RECORDS FOR THE EXERCISE:
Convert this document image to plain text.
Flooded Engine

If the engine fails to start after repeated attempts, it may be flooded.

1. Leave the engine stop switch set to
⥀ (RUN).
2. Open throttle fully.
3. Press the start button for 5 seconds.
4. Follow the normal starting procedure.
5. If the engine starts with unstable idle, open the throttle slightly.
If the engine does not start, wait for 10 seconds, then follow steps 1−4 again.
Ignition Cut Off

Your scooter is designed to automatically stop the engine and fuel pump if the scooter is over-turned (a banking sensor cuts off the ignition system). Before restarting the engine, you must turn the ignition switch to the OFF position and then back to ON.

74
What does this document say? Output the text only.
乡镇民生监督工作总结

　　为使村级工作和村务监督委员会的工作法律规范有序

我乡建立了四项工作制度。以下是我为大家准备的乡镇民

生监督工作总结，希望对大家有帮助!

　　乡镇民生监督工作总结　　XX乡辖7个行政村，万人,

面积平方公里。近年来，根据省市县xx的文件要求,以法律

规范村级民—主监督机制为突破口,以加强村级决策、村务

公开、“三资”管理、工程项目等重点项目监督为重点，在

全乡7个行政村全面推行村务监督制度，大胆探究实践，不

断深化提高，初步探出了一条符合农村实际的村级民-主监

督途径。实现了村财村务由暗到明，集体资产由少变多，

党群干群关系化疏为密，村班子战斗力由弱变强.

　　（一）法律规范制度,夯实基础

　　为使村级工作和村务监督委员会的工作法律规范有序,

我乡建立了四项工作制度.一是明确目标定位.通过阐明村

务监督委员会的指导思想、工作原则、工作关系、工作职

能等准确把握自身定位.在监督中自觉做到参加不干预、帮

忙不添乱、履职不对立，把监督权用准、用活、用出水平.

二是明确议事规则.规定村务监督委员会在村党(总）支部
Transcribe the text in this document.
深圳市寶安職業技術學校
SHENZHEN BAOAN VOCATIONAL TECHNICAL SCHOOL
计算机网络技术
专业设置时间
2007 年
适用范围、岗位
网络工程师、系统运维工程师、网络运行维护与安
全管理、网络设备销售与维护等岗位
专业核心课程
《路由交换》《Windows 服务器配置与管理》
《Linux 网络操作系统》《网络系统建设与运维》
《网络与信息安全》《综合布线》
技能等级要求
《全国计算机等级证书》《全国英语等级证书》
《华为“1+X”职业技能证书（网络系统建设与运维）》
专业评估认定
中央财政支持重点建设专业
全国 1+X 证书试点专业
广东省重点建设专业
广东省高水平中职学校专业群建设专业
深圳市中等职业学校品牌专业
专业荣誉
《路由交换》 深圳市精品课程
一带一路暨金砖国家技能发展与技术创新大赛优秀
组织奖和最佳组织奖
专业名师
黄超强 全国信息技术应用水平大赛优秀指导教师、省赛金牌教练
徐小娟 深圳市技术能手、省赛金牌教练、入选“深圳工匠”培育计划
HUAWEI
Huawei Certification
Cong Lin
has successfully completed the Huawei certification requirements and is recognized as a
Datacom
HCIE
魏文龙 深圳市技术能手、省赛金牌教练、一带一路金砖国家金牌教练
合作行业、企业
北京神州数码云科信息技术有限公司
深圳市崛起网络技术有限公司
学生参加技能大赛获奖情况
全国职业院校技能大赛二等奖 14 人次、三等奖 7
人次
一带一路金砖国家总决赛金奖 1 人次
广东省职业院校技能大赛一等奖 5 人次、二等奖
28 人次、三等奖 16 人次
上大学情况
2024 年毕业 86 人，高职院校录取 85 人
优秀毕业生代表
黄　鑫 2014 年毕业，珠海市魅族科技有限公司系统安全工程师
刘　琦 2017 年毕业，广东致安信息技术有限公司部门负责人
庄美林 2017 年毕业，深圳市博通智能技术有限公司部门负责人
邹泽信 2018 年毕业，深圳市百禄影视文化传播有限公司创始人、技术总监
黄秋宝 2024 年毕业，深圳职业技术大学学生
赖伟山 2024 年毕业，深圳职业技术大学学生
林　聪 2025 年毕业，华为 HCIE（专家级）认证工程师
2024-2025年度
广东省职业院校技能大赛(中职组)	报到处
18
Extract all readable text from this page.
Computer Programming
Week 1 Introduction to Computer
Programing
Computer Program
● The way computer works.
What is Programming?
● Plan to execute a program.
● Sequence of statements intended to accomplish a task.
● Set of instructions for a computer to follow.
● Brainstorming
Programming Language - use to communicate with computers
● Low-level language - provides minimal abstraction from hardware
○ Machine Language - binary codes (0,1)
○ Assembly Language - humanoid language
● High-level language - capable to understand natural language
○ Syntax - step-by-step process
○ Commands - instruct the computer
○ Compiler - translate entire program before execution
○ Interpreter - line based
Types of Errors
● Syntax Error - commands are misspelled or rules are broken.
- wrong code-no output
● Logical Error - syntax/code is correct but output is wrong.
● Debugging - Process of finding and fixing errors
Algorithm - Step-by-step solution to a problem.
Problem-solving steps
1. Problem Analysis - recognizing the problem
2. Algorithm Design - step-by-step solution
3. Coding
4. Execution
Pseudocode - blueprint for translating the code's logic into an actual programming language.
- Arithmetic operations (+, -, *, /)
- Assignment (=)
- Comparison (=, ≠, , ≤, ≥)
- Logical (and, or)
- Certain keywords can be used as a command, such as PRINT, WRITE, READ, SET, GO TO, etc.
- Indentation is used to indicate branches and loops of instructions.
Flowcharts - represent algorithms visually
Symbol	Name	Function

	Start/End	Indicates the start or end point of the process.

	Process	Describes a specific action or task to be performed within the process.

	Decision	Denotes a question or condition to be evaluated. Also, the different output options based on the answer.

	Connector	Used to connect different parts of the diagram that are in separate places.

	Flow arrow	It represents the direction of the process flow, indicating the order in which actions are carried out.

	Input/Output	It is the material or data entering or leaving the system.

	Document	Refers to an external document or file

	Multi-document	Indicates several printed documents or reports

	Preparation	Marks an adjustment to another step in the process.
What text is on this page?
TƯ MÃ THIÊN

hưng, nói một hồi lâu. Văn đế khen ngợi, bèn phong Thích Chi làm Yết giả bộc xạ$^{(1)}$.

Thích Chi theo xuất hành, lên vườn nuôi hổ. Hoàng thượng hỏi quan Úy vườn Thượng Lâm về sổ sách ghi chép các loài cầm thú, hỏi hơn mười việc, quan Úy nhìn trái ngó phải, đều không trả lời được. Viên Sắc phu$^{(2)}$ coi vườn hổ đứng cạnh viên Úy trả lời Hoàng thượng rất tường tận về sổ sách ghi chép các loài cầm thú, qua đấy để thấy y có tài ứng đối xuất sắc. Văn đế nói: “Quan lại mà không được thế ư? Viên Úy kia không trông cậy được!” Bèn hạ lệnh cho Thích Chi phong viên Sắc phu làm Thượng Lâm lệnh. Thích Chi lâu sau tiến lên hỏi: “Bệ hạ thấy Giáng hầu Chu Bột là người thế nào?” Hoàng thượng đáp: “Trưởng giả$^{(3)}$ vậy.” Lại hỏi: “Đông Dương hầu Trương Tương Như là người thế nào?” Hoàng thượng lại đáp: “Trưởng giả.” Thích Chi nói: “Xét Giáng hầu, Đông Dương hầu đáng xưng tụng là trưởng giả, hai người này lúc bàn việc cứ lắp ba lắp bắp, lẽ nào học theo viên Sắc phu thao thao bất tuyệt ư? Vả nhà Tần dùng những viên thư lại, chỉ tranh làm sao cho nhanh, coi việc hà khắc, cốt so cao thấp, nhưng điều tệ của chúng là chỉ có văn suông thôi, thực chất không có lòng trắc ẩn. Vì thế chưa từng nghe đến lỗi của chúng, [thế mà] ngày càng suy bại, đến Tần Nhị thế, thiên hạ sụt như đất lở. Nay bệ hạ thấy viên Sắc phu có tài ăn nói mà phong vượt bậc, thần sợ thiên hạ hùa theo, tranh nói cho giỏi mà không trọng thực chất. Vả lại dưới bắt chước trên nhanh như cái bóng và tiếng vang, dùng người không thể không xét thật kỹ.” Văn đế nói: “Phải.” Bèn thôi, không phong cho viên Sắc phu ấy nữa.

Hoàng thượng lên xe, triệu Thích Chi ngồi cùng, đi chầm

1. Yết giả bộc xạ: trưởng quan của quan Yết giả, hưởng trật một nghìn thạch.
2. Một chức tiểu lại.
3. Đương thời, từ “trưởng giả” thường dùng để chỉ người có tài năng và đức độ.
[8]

OBJECTIVE: List every line above containing the word "level".

FULL ANSWER:
● Low-level language - provides minimal abstraction from hardware
● High-level language - capable to understand natural language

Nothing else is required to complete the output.